* [Goal] Show only lines that include "دوره".
** Start **
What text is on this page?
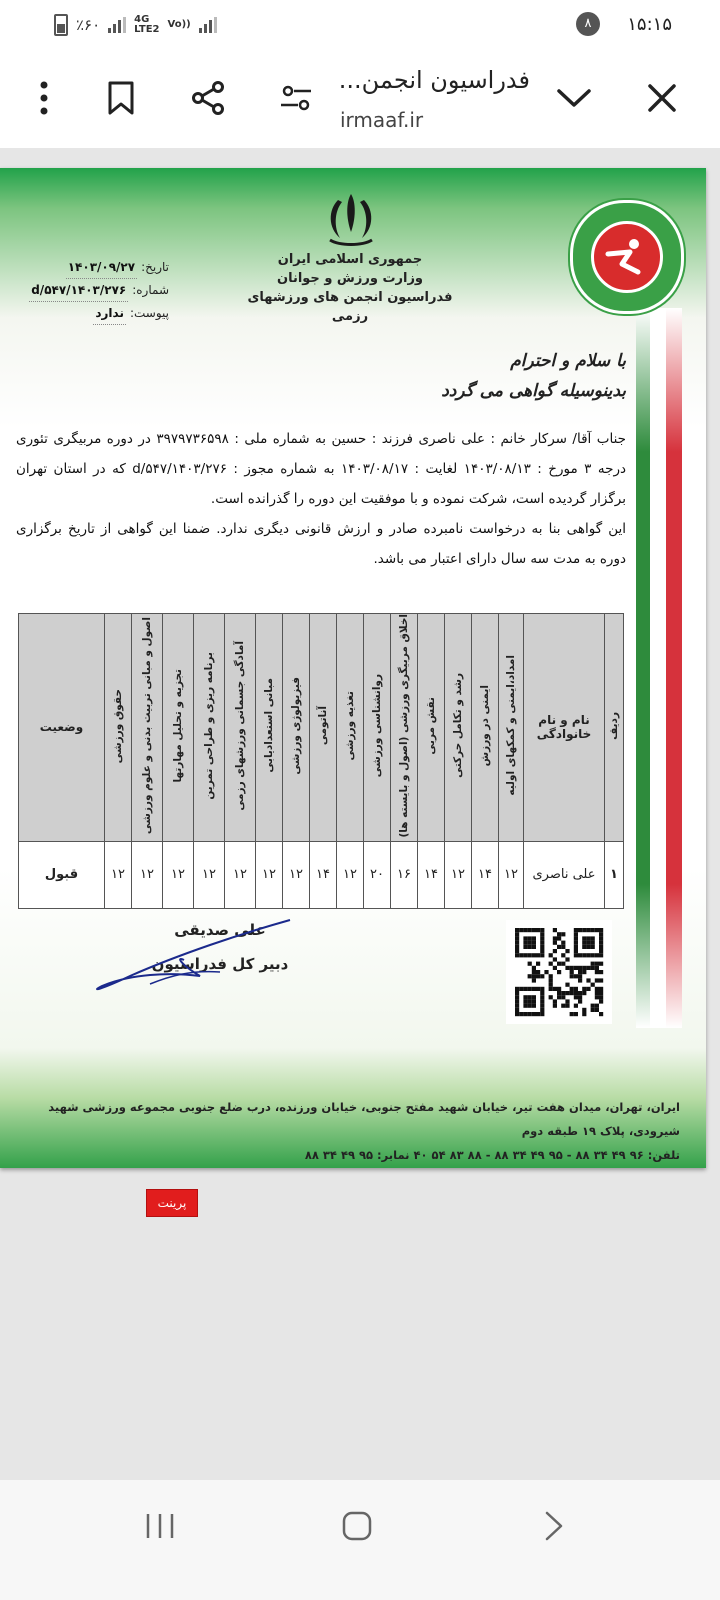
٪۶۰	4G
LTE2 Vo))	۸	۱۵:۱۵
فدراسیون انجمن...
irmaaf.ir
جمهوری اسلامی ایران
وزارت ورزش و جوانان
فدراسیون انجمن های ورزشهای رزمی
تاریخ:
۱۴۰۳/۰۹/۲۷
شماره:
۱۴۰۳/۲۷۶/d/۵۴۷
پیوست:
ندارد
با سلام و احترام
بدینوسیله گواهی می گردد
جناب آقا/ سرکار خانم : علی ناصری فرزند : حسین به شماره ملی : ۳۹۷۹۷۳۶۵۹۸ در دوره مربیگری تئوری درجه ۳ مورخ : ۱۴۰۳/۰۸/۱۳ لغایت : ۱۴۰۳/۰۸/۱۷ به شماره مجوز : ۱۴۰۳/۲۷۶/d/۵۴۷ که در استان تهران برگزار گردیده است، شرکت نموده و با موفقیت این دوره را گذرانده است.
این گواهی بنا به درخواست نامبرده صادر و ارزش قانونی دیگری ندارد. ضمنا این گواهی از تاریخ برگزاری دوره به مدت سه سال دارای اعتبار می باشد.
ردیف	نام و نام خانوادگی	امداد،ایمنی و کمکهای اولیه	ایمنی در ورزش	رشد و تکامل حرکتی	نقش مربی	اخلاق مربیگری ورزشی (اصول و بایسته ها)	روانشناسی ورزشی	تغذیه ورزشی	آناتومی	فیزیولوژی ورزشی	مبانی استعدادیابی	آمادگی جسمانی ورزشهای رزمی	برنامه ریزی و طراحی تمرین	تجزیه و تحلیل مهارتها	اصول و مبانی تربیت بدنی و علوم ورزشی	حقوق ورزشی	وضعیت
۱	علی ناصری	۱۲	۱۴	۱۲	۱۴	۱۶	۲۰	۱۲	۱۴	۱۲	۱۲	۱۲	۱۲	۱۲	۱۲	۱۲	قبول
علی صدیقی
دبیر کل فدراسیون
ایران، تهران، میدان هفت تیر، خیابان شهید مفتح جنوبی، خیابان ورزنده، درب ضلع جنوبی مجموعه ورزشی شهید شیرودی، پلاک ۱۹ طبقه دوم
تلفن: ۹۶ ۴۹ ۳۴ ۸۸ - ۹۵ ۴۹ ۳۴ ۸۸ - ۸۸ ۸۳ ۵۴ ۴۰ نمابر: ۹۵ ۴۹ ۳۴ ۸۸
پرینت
** End **
* [Task response]
جناب آقا/ سرکار خانم : علی ناصری فرزند : حسین به شماره ملی : ۳۹۷۹۷۳۶۵۹۸ در دوره مربیگری تئوری درجه ۳ مورخ : ۱۴۰۳/۰۸/۱۳ لغایت : ۱۴۰۳/۰۸/۱۷ به شماره مجوز : ۱۴۰۳/۲۷۶/d/۵۴۷ که در استان تهران برگزار گردیده است، شرکت نموده و با موفقیت این دوره را گذرانده است.
این گواهی بنا به درخواست نامبرده صادر و ارزش قانونی دیگری ندارد. ضمنا این گواهی از تاریخ برگزاری دوره به مدت سه سال دارای اعتبار می باشد.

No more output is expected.